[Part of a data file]
-----

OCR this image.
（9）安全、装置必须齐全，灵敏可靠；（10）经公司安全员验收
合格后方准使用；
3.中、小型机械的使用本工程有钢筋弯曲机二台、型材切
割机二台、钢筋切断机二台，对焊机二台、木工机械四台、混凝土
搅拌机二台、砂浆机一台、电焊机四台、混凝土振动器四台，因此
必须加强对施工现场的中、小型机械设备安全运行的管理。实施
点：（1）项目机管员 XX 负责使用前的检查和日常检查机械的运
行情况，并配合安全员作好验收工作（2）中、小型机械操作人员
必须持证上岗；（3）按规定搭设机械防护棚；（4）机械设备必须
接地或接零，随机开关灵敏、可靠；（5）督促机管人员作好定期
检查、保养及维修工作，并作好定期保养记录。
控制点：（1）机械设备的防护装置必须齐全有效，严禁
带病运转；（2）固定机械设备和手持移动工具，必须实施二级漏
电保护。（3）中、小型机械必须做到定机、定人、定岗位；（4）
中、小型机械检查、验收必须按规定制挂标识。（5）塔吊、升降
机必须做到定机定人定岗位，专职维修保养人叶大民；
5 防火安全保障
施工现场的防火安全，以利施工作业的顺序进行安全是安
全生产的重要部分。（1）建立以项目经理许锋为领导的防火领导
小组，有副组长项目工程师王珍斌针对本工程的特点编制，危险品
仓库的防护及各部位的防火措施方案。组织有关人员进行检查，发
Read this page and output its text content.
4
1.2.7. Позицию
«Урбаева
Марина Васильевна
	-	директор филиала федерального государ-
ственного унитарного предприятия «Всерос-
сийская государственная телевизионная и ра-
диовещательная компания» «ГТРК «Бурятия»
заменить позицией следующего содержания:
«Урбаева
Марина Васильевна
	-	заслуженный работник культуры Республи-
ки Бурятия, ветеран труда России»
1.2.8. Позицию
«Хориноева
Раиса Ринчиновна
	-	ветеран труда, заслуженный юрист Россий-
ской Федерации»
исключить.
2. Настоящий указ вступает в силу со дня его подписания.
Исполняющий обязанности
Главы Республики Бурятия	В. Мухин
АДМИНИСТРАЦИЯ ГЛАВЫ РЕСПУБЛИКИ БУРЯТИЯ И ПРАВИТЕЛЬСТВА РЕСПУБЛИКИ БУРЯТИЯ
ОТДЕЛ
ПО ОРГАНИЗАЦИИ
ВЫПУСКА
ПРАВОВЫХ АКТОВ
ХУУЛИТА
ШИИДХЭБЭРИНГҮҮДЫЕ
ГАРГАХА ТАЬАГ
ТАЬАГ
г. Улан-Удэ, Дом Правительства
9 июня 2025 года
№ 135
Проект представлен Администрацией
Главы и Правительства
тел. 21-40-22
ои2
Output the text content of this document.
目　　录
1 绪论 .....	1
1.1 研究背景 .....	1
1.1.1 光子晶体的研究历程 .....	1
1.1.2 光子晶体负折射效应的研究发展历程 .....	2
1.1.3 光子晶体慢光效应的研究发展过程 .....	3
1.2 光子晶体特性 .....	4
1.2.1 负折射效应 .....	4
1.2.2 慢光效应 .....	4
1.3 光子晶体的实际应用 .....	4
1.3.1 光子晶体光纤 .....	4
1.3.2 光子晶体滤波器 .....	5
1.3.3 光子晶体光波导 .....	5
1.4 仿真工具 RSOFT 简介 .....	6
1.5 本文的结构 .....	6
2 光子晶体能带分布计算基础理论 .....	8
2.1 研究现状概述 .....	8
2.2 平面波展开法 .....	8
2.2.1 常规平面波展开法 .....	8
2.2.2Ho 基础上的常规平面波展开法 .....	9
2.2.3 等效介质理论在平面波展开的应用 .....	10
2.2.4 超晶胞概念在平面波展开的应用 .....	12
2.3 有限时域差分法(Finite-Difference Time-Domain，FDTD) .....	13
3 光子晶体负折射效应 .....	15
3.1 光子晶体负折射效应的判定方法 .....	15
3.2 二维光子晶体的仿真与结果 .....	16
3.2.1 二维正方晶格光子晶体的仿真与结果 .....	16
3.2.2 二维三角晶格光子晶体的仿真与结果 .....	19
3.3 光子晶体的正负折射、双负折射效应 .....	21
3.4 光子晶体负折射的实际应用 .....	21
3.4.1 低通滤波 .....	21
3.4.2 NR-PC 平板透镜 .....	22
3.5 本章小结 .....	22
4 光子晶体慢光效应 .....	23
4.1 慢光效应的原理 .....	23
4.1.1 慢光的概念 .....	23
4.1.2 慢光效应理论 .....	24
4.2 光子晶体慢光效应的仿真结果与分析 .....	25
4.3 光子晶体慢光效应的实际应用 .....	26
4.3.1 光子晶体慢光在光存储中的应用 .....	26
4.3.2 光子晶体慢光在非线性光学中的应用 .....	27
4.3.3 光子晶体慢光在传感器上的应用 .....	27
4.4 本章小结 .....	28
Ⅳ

-----

Aim of the task
From the records above, pull out each line that has "text".

Result
Read this page and output its text content.
Output the text content of this document.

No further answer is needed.